> To be done: Will you give every entry again exactly as it stands?

Records from a data source
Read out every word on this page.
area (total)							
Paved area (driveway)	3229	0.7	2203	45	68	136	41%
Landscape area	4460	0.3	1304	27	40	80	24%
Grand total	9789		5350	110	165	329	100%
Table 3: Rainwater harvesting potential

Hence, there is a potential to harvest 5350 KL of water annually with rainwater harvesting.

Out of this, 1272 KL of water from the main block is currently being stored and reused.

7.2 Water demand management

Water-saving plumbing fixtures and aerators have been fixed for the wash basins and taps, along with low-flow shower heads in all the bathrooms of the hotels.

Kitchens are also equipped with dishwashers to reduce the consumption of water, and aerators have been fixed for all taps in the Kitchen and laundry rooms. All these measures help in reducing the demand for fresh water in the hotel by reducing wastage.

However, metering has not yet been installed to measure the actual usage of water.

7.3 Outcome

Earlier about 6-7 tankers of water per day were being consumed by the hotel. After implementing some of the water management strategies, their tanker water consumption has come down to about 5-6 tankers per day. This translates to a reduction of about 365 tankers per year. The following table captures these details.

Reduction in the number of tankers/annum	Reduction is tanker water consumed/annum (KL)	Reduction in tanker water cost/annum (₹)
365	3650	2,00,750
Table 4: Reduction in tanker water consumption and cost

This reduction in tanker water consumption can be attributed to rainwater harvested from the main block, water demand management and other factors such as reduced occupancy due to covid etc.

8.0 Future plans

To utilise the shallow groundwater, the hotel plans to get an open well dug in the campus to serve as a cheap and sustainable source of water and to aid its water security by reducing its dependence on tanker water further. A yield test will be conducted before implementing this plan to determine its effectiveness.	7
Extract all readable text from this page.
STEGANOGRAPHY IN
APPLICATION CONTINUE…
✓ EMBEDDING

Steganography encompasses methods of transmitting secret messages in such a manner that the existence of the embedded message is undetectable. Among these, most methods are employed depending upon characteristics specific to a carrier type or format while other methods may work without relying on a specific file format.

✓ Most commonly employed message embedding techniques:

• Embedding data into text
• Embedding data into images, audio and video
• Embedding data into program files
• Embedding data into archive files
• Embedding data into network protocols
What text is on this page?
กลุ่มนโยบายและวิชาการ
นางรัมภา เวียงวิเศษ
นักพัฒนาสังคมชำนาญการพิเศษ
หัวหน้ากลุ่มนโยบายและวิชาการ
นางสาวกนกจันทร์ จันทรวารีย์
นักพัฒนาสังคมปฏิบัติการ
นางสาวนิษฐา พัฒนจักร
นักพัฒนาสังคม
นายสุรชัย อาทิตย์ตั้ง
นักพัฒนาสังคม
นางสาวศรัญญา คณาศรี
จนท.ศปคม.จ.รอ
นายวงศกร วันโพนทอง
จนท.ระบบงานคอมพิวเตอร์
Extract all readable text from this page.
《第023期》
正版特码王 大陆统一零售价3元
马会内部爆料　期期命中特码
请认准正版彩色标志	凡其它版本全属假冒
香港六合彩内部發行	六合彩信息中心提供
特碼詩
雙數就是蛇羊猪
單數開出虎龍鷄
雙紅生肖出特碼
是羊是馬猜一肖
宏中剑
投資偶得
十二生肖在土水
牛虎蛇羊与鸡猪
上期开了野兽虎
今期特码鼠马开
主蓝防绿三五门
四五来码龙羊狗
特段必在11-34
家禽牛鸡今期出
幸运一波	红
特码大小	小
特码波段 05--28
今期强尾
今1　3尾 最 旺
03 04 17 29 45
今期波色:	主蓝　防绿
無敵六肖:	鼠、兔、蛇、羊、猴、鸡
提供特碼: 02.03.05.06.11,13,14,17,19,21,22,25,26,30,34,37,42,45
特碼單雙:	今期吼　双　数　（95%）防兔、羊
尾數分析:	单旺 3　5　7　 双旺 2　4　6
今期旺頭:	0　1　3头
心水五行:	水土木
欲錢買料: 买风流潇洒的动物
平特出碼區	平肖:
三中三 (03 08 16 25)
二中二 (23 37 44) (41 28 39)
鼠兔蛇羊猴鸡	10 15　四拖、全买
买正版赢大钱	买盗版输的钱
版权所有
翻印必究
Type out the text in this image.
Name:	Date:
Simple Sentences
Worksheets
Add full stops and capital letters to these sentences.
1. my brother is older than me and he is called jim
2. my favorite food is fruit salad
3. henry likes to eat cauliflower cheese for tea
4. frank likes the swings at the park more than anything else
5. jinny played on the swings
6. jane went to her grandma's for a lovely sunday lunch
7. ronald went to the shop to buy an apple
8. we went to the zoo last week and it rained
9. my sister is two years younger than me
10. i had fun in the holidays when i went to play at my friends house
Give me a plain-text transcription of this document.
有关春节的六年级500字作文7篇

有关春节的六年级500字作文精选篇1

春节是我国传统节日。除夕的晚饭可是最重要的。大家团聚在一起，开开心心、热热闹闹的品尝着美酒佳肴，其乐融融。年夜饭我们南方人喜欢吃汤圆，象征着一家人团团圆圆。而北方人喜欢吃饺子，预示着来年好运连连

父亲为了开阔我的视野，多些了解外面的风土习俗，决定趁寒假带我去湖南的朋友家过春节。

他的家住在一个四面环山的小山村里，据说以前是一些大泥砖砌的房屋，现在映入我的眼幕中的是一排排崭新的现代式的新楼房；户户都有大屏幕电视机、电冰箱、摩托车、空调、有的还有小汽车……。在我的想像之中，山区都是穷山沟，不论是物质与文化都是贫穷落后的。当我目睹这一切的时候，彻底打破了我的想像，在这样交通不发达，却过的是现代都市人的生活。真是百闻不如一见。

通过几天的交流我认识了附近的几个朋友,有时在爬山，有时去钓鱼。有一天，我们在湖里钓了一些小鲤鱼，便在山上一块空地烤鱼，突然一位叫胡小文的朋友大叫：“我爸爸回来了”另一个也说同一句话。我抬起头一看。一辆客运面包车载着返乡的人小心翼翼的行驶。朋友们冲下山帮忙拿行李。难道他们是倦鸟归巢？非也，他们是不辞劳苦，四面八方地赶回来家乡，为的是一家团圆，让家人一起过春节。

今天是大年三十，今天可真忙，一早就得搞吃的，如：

> Written response:
Read out every word on this page.
area (total)							
Paved area (driveway)	3229	0.7	2203	45	68	136	41%
Landscape area	4460	0.3	1304	27	40	80	24%
Grand total	9789		5350	110	165	329	100%
Table 3: Rainwater harvesting potential

Hence, there is a potential to harvest 5350 KL of water annually with rainwater harvesting.

Out of this, 1272 KL of water from the main block is currently being stored and reused.

7.2 Water demand management

Water-saving plumbing fixtures and aerators have been fixed for the wash basins and taps, along with low-flow shower heads in all the bathrooms of the hotels.

Kitchens are also equipped with dishwashers to reduce the consumption of water, and aerators have been fixed for all taps in the Kitchen and laundry rooms. All these measures help in reducing the demand for fresh water in the hotel by reducing wastage.

However, metering has not yet been installed to measure the actual usage of water.

7.3 Outcome

Earlier about 6-7 tankers of water per day were being consumed by the hotel. After implementing some of the water management strategies, their tanker water consumption has come down to about 5-6 tankers per day. This translates to a reduction of about 365 tankers per year. The following table captures these details.

Reduction in the number of tankers/annum	Reduction is tanker water consumed/annum (KL)	Reduction in tanker water cost/annum (₹)
365	3650	2,00,750
Table 4: Reduction in tanker water consumption and cost

This reduction in tanker water consumption can be attributed to rainwater harvested from the main block, water demand management and other factors such as reduced occupancy due to covid etc.

8.0 Future plans

To utilise the shallow groundwater, the hotel plans to get an open well dug in the campus to serve as a cheap and sustainable source of water and to aid its water security by reducing its dependence on tanker water further. A yield test will be conducted before implementing this plan to determine its effectiveness.	7
Extract all readable text from this page.
STEGANOGRAPHY IN
APPLICATION CONTINUE…
✓ EMBEDDING

Steganography encompasses methods of transmitting secret messages in such a manner that the existence of the embedded message is undetectable. Among these, most methods are employed depending upon characteristics specific to a carrier type or format while other methods may work without relying on a specific file format.

✓ Most commonly employed message embedding techniques:

• Embedding data into text
• Embedding data into images, audio and video
• Embedding data into program files
• Embedding data into archive files
• Embedding data into network protocols
What text is on this page?
กลุ่มนโยบายและวิชาการ
นางรัมภา เวียงวิเศษ
นักพัฒนาสังคมชำนาญการพิเศษ
หัวหน้ากลุ่มนโยบายและวิชาการ
นางสาวกนกจันทร์ จันทรวารีย์
นักพัฒนาสังคมปฏิบัติการ
นางสาวนิษฐา พัฒนจักร
นักพัฒนาสังคม
นายสุรชัย อาทิตย์ตั้ง
นักพัฒนาสังคม
นางสาวศรัญญา คณาศรี
จนท.ศปคม.จ.รอ
นายวงศกร วันโพนทอง
จนท.ระบบงานคอมพิวเตอร์
Extract all readable text from this page.
《第023期》
正版特码王 大陆统一零售价3元
马会内部爆料　期期命中特码
请认准正版彩色标志	凡其它版本全属假冒
香港六合彩内部發行	六合彩信息中心提供
特碼詩
雙數就是蛇羊猪
單數開出虎龍鷄
雙紅生肖出特碼
是羊是馬猜一肖
宏中剑
投資偶得
十二生肖在土水
牛虎蛇羊与鸡猪
上期开了野兽虎
今期特码鼠马开
主蓝防绿三五门
四五来码龙羊狗
特段必在11-34
家禽牛鸡今期出
幸运一波	红
特码大小	小
特码波段 05--28
今期强尾
今1　3尾 最 旺
03 04 17 29 45
今期波色:	主蓝　防绿
無敵六肖:	鼠、兔、蛇、羊、猴、鸡
提供特碼: 02.03.05.06.11,13,14,17,19,21,22,25,26,30,34,37,42,45
特碼單雙:	今期吼　双　数　（95%）防兔、羊
尾數分析:	单旺 3　5　7　 双旺 2　4　6
今期旺頭:	0　1　3头
心水五行:	水土木
欲錢買料: 买风流潇洒的动物
平特出碼區	平肖:
三中三 (03 08 16 25)
二中二 (23 37 44) (41 28 39)
鼠兔蛇羊猴鸡	10 15　四拖、全买
买正版赢大钱	买盗版输的钱
版权所有
翻印必究
Type out the text in this image.
Name:	Date:
Simple Sentences
Worksheets
Add full stops and capital letters to these sentences.
1. my brother is older than me and he is called jim
2. my favorite food is fruit salad
3. henry likes to eat cauliflower cheese for tea
4. frank likes the swings at the park more than anything else
5. jinny played on the swings
6. jane went to her grandma's for a lovely sunday lunch
7. ronald went to the shop to buy an apple
8. we went to the zoo last week and it rained
9. my sister is two years younger than me
10. i had fun in the holidays when i went to play at my friends house
Give me a plain-text transcription of this document.
有关春节的六年级500字作文7篇

有关春节的六年级500字作文精选篇1

春节是我国传统节日。除夕的晚饭可是最重要的。大家团聚在一起，开开心心、热热闹闹的品尝着美酒佳肴，其乐融融。年夜饭我们南方人喜欢吃汤圆，象征着一家人团团圆圆。而北方人喜欢吃饺子，预示着来年好运连连

父亲为了开阔我的视野，多些了解外面的风土习俗，决定趁寒假带我去湖南的朋友家过春节。

他的家住在一个四面环山的小山村里，据说以前是一些大泥砖砌的房屋，现在映入我的眼幕中的是一排排崭新的现代式的新楼房；户户都有大屏幕电视机、电冰箱、摩托车、空调、有的还有小汽车……。在我的想像之中，山区都是穷山沟，不论是物质与文化都是贫穷落后的。当我目睹这一切的时候，彻底打破了我的想像，在这样交通不发达，却过的是现代都市人的生活。真是百闻不如一见。

通过几天的交流我认识了附近的几个朋友,有时在爬山，有时去钓鱼。有一天，我们在湖里钓了一些小鲤鱼，便在山上一块空地烤鱼，突然一位叫胡小文的朋友大叫：“我爸爸回来了”另一个也说同一句话。我抬起头一看。一辆客运面包车载着返乡的人小心翼翼的行驶。朋友们冲下山帮忙拿行李。难道他们是倦鸟归巢？非也，他们是不辞劳苦，四面八方地赶回来家乡，为的是一家团圆，让家人一起过春节。

今天是大年三十，今天可真忙，一早就得搞吃的，如：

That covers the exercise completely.